--- start Entries shown ---
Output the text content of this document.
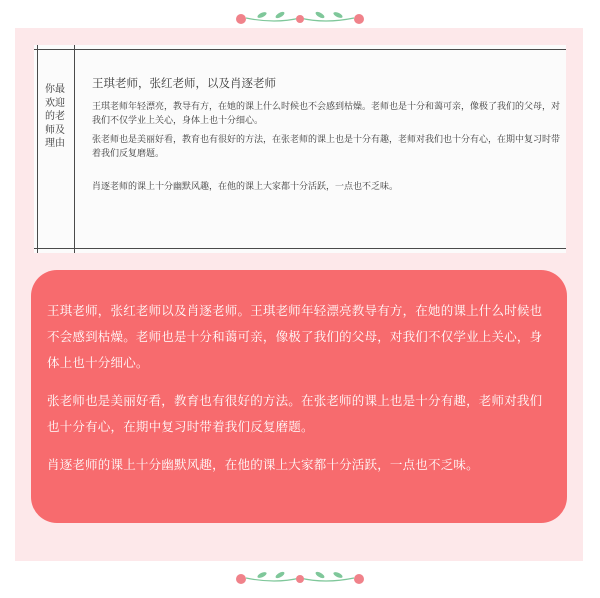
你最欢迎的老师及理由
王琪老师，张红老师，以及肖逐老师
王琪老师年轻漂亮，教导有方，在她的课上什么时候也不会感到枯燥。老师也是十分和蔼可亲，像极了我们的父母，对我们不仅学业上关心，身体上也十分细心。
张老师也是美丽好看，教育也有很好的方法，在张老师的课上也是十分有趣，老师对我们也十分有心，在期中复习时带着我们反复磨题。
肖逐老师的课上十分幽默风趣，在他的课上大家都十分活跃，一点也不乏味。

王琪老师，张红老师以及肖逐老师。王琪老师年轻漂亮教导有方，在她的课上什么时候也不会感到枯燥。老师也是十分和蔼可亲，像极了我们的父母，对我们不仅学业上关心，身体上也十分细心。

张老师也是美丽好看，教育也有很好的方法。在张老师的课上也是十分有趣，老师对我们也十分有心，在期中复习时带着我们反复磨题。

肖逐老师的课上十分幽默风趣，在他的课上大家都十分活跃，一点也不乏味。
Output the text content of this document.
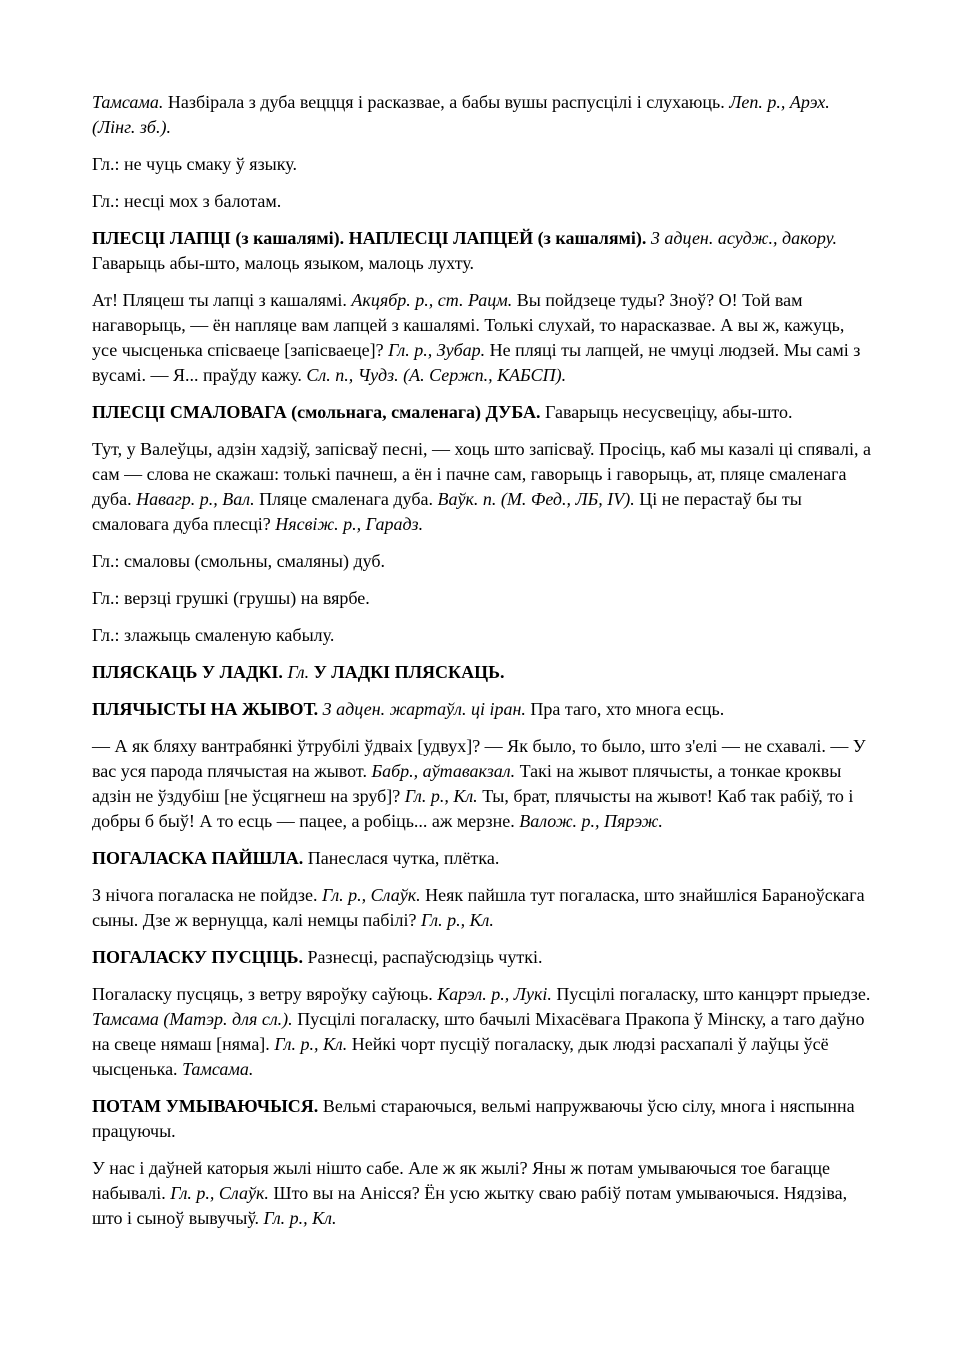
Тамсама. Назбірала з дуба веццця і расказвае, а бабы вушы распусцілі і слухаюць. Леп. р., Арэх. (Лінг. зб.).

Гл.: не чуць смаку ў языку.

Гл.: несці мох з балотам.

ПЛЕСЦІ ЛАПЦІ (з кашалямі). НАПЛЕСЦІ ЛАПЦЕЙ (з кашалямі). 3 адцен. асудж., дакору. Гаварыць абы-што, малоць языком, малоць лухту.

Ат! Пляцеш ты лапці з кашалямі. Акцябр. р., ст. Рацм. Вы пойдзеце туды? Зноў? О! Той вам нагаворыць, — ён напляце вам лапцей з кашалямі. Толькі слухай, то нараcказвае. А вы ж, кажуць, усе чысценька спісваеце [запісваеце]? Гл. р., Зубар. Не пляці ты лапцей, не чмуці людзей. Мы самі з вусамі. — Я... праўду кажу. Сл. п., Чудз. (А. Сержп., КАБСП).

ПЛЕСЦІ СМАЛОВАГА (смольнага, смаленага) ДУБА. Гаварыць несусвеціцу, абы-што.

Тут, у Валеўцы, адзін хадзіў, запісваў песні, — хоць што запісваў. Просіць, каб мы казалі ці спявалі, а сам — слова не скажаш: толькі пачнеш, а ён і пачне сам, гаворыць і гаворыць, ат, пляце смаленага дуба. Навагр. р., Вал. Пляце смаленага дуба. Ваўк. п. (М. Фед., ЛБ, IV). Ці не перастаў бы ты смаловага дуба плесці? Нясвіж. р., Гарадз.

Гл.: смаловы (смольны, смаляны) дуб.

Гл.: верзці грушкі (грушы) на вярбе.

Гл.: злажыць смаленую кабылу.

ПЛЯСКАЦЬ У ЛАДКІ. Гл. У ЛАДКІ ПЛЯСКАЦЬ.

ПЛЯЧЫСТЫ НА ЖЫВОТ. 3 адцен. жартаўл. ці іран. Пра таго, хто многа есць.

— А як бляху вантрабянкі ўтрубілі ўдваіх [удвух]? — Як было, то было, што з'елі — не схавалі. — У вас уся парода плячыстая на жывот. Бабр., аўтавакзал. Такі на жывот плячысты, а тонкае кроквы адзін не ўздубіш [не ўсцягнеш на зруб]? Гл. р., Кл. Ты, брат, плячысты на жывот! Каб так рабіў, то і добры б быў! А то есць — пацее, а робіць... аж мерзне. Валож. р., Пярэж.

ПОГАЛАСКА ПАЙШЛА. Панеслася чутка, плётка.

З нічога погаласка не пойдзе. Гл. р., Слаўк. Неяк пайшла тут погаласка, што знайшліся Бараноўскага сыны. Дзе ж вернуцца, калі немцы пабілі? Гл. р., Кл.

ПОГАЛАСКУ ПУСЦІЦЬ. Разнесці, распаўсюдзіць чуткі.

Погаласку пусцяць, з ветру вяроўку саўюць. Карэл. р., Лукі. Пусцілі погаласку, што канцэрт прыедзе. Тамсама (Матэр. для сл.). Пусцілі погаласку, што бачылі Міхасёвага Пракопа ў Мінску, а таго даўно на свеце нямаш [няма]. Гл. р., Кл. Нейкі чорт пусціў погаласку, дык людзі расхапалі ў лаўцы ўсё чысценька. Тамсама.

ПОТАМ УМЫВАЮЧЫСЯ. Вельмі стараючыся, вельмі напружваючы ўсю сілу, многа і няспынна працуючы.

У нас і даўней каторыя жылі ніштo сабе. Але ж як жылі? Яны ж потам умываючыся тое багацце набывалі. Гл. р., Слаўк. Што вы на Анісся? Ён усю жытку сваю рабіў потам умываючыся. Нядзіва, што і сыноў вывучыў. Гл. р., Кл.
--- end Entries shown ---
### Problem details:
Retype the whole listing exactly and leave the pictures out.

### Written response:
Output the text content of this document.
你最欢迎的老师及理由
王琪老师，张红老师，以及肖逐老师
王琪老师年轻漂亮，教导有方，在她的课上什么时候也不会感到枯燥。老师也是十分和蔼可亲，像极了我们的父母，对我们不仅学业上关心，身体上也十分细心。
张老师也是美丽好看，教育也有很好的方法，在张老师的课上也是十分有趣，老师对我们也十分有心，在期中复习时带着我们反复磨题。
肖逐老师的课上十分幽默风趣，在他的课上大家都十分活跃，一点也不乏味。

王琪老师，张红老师以及肖逐老师。王琪老师年轻漂亮教导有方，在她的课上什么时候也不会感到枯燥。老师也是十分和蔼可亲，像极了我们的父母，对我们不仅学业上关心，身体上也十分细心。

张老师也是美丽好看，教育也有很好的方法。在张老师的课上也是十分有趣，老师对我们也十分有心，在期中复习时带着我们反复磨题。

肖逐老师的课上十分幽默风趣，在他的课上大家都十分活跃，一点也不乏味。
Output the text content of this document.
Тамсама. Назбірала з дуба веццця і расказвае, а бабы вушы распусцілі і слухаюць. Леп. р., Арэх. (Лінг. зб.).

Гл.: не чуць смаку ў языку.

Гл.: несці мох з балотам.

ПЛЕСЦІ ЛАПЦІ (з кашалямі). НАПЛЕСЦІ ЛАПЦЕЙ (з кашалямі). 3 адцен. асудж., дакору. Гаварыць абы-што, малоць языком, малоць лухту.

Ат! Пляцеш ты лапці з кашалямі. Акцябр. р., ст. Рацм. Вы пойдзеце туды? Зноў? О! Той вам нагаворыць, — ён напляце вам лапцей з кашалямі. Толькі слухай, то нараcказвае. А вы ж, кажуць, усе чысценька спісваеце [запісваеце]? Гл. р., Зубар. Не пляці ты лапцей, не чмуці людзей. Мы самі з вусамі. — Я... праўду кажу. Сл. п., Чудз. (А. Сержп., КАБСП).

ПЛЕСЦІ СМАЛОВАГА (смольнага, смаленага) ДУБА. Гаварыць несусвеціцу, абы-што.

Тут, у Валеўцы, адзін хадзіў, запісваў песні, — хоць што запісваў. Просіць, каб мы казалі ці спявалі, а сам — слова не скажаш: толькі пачнеш, а ён і пачне сам, гаворыць і гаворыць, ат, пляце смаленага дуба. Навагр. р., Вал. Пляце смаленага дуба. Ваўк. п. (М. Фед., ЛБ, IV). Ці не перастаў бы ты смаловага дуба плесці? Нясвіж. р., Гарадз.

Гл.: смаловы (смольны, смаляны) дуб.

Гл.: верзці грушкі (грушы) на вярбе.

Гл.: злажыць смаленую кабылу.

ПЛЯСКАЦЬ У ЛАДКІ. Гл. У ЛАДКІ ПЛЯСКАЦЬ.

ПЛЯЧЫСТЫ НА ЖЫВОТ. 3 адцен. жартаўл. ці іран. Пра таго, хто многа есць.

— А як бляху вантрабянкі ўтрубілі ўдваіх [удвух]? — Як было, то было, што з'елі — не схавалі. — У вас уся парода плячыстая на жывот. Бабр., аўтавакзал. Такі на жывот плячысты, а тонкае кроквы адзін не ўздубіш [не ўсцягнеш на зруб]? Гл. р., Кл. Ты, брат, плячысты на жывот! Каб так рабіў, то і добры б быў! А то есць — пацее, а робіць... аж мерзне. Валож. р., Пярэж.

ПОГАЛАСКА ПАЙШЛА. Панеслася чутка, плётка.

З нічога погаласка не пойдзе. Гл. р., Слаўк. Неяк пайшла тут погаласка, што знайшліся Бараноўскага сыны. Дзе ж вернуцца, калі немцы пабілі? Гл. р., Кл.

ПОГАЛАСКУ ПУСЦІЦЬ. Разнесці, распаўсюдзіць чуткі.

Погаласку пусцяць, з ветру вяроўку саўюць. Карэл. р., Лукі. Пусцілі погаласку, што канцэрт прыедзе. Тамсама (Матэр. для сл.). Пусцілі погаласку, што бачылі Міхасёвага Пракопа ў Мінску, а таго даўно на свеце нямаш [няма]. Гл. р., Кл. Нейкі чорт пусціў погаласку, дык людзі расхапалі ў лаўцы ўсё чысценька. Тамсама.

ПОТАМ УМЫВАЮЧЫСЯ. Вельмі стараючыся, вельмі напружваючы ўсю сілу, многа і няспынна працуючы.

У нас і даўней каторыя жылі ніштo сабе. Але ж як жылі? Яны ж потам умываючыся тое багацце набывалі. Гл. р., Слаўк. Што вы на Анісся? Ён усю жытку сваю рабіў потам умываючыся. Нядзіва, што і сыноў вывучыў. Гл. р., Кл.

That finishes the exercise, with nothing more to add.